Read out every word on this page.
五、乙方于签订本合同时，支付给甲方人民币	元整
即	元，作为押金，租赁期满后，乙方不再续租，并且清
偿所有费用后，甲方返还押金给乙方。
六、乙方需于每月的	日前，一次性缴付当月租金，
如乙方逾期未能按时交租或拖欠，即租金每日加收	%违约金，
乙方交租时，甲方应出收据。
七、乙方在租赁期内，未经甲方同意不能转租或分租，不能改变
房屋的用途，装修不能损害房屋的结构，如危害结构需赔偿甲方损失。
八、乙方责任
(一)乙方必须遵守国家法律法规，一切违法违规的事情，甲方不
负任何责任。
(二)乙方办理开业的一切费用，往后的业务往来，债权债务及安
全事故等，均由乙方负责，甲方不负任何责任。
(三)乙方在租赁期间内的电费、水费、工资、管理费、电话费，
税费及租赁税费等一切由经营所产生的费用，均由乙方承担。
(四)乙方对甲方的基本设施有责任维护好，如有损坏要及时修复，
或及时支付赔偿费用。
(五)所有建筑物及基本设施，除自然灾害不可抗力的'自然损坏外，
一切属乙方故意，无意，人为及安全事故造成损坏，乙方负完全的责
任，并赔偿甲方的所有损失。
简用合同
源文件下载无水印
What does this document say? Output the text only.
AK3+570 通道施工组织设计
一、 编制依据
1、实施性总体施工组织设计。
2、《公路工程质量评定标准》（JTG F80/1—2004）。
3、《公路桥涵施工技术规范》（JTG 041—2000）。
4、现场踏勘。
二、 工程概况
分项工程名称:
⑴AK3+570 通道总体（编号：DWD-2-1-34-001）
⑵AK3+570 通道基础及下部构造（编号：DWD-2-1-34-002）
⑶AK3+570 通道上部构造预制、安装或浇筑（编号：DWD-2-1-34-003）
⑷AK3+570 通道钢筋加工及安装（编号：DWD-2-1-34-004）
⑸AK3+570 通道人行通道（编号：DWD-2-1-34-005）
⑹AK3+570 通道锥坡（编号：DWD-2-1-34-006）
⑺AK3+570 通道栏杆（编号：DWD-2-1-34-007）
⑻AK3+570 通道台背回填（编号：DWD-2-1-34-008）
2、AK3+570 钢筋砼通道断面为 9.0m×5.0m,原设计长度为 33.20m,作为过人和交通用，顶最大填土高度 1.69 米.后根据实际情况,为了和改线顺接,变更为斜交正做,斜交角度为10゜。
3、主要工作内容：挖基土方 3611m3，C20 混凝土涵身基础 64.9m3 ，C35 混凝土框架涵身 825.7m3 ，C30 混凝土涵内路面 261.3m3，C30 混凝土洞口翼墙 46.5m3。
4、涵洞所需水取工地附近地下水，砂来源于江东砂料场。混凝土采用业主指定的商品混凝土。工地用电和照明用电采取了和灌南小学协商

Exercise: Print every record above exactly as written.

Worked solution:
Read out every word on this page.
五、乙方于签订本合同时，支付给甲方人民币	元整
即	元，作为押金，租赁期满后，乙方不再续租，并且清
偿所有费用后，甲方返还押金给乙方。
六、乙方需于每月的	日前，一次性缴付当月租金，
如乙方逾期未能按时交租或拖欠，即租金每日加收	%违约金，
乙方交租时，甲方应出收据。
七、乙方在租赁期内，未经甲方同意不能转租或分租，不能改变
房屋的用途，装修不能损害房屋的结构，如危害结构需赔偿甲方损失。
八、乙方责任
(一)乙方必须遵守国家法律法规，一切违法违规的事情，甲方不
负任何责任。
(二)乙方办理开业的一切费用，往后的业务往来，债权债务及安
全事故等，均由乙方负责，甲方不负任何责任。
(三)乙方在租赁期间内的电费、水费、工资、管理费、电话费，
税费及租赁税费等一切由经营所产生的费用，均由乙方承担。
(四)乙方对甲方的基本设施有责任维护好，如有损坏要及时修复，
或及时支付赔偿费用。
(五)所有建筑物及基本设施，除自然灾害不可抗力的'自然损坏外，
一切属乙方故意，无意，人为及安全事故造成损坏，乙方负完全的责
任，并赔偿甲方的所有损失。
简用合同
源文件下载无水印
What does this document say? Output the text only.
AK3+570 通道施工组织设计
一、 编制依据
1、实施性总体施工组织设计。
2、《公路工程质量评定标准》（JTG F80/1—2004）。
3、《公路桥涵施工技术规范》（JTG 041—2000）。
4、现场踏勘。
二、 工程概况
分项工程名称:
⑴AK3+570 通道总体（编号：DWD-2-1-34-001）
⑵AK3+570 通道基础及下部构造（编号：DWD-2-1-34-002）
⑶AK3+570 通道上部构造预制、安装或浇筑（编号：DWD-2-1-34-003）
⑷AK3+570 通道钢筋加工及安装（编号：DWD-2-1-34-004）
⑸AK3+570 通道人行通道（编号：DWD-2-1-34-005）
⑹AK3+570 通道锥坡（编号：DWD-2-1-34-006）
⑺AK3+570 通道栏杆（编号：DWD-2-1-34-007）
⑻AK3+570 通道台背回填（编号：DWD-2-1-34-008）
2、AK3+570 钢筋砼通道断面为 9.0m×5.0m,原设计长度为 33.20m,作为过人和交通用，顶最大填土高度 1.69 米.后根据实际情况,为了和改线顺接,变更为斜交正做,斜交角度为10゜。
3、主要工作内容：挖基土方 3611m3，C20 混凝土涵身基础 64.9m3 ，C35 混凝土框架涵身 825.7m3 ，C30 混凝土涵内路面 261.3m3，C30 混凝土洞口翼墙 46.5m3。
4、涵洞所需水取工地附近地下水，砂来源于江东砂料场。混凝土采用业主指定的商品混凝土。工地用电和照明用电采取了和灌南小学协商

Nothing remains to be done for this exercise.